▸ Given task
Your task is to repeat the entries word for word while leaving out the pictures.

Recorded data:
------------------------------------

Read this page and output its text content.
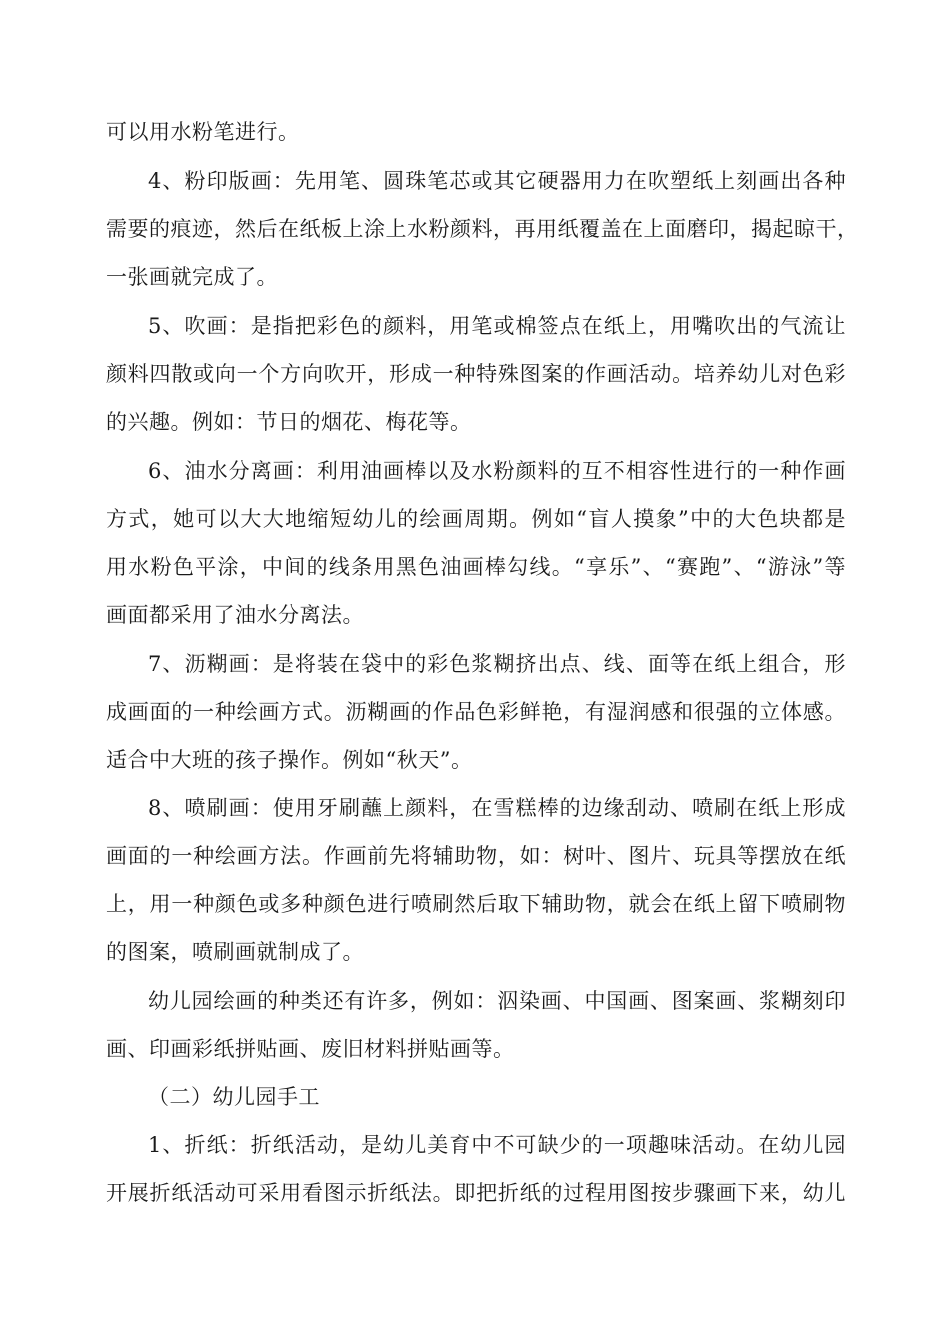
可以用水粉笔进行。
4、粉印版画：先用笔、圆珠笔芯或其它硬器用力在吹塑纸上刻画出各种
需要的痕迹，然后在纸板上涂上水粉颜料，再用纸覆盖在上面磨印，揭起晾干，
一张画就完成了。
5、吹画：是指把彩色的颜料，用笔或棉签点在纸上，用嘴吹出的气流让
颜料四散或向一个方向吹开，形成一种特殊图案的作画活动。培养幼儿对色彩
的兴趣。例如：节日的烟花、梅花等。
6、油水分离画：利用油画棒以及水粉颜料的互不相容性进行的一种作画
方式，她可以大大地缩短幼儿的绘画周期。例如“盲人摸象”中的大色块都是
用水粉色平涂，中间的线条用黑色油画棒勾线。“享乐”、“赛跑”、“游泳”等
画面都采用了油水分离法。
7、沥糊画：是将装在袋中的彩色浆糊挤出点、线、面等在纸上组合，形
成画面的一种绘画方式。沥糊画的作品色彩鲜艳，有湿润感和很强的立体感。
适合中大班的孩子操作。例如“秋天”。
8、喷刷画：使用牙刷蘸上颜料，在雪糕棒的边缘刮动、喷刷在纸上形成
画面的一种绘画方法。作画前先将辅助物，如：树叶、图片、玩具等摆放在纸
上，用一种颜色或多种颜色进行喷刷然后取下辅助物，就会在纸上留下喷刷物
的图案，喷刷画就制成了。
幼儿园绘画的种类还有许多，例如：泅染画、中国画、图案画、浆糊刻印
画、印画彩纸拼贴画、废旧材料拼贴画等。
（二）幼儿园手工
1、折纸：折纸活动，是幼儿美育中不可缺少的一项趣味活动。在幼儿园
开展折纸活动可采用看图示折纸法。即把折纸的过程用图按步骤画下来，幼儿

------------------------------------

▸ Answer to this exercise
Read this page and output its text content.
可以用水粉笔进行。
4、粉印版画：先用笔、圆珠笔芯或其它硬器用力在吹塑纸上刻画出各种
需要的痕迹，然后在纸板上涂上水粉颜料，再用纸覆盖在上面磨印，揭起晾干，
一张画就完成了。
5、吹画：是指把彩色的颜料，用笔或棉签点在纸上，用嘴吹出的气流让
颜料四散或向一个方向吹开，形成一种特殊图案的作画活动。培养幼儿对色彩
的兴趣。例如：节日的烟花、梅花等。
6、油水分离画：利用油画棒以及水粉颜料的互不相容性进行的一种作画
方式，她可以大大地缩短幼儿的绘画周期。例如“盲人摸象”中的大色块都是
用水粉色平涂，中间的线条用黑色油画棒勾线。“享乐”、“赛跑”、“游泳”等
画面都采用了油水分离法。
7、沥糊画：是将装在袋中的彩色浆糊挤出点、线、面等在纸上组合，形
成画面的一种绘画方式。沥糊画的作品色彩鲜艳，有湿润感和很强的立体感。
适合中大班的孩子操作。例如“秋天”。
8、喷刷画：使用牙刷蘸上颜料，在雪糕棒的边缘刮动、喷刷在纸上形成
画面的一种绘画方法。作画前先将辅助物，如：树叶、图片、玩具等摆放在纸
上，用一种颜色或多种颜色进行喷刷然后取下辅助物，就会在纸上留下喷刷物
的图案，喷刷画就制成了。
幼儿园绘画的种类还有许多，例如：泅染画、中国画、图案画、浆糊刻印
画、印画彩纸拼贴画、废旧材料拼贴画等。
（二）幼儿园手工
1、折纸：折纸活动，是幼儿美育中不可缺少的一项趣味活动。在幼儿园
开展折纸活动可采用看图示折纸法。即把折纸的过程用图按步骤画下来，幼儿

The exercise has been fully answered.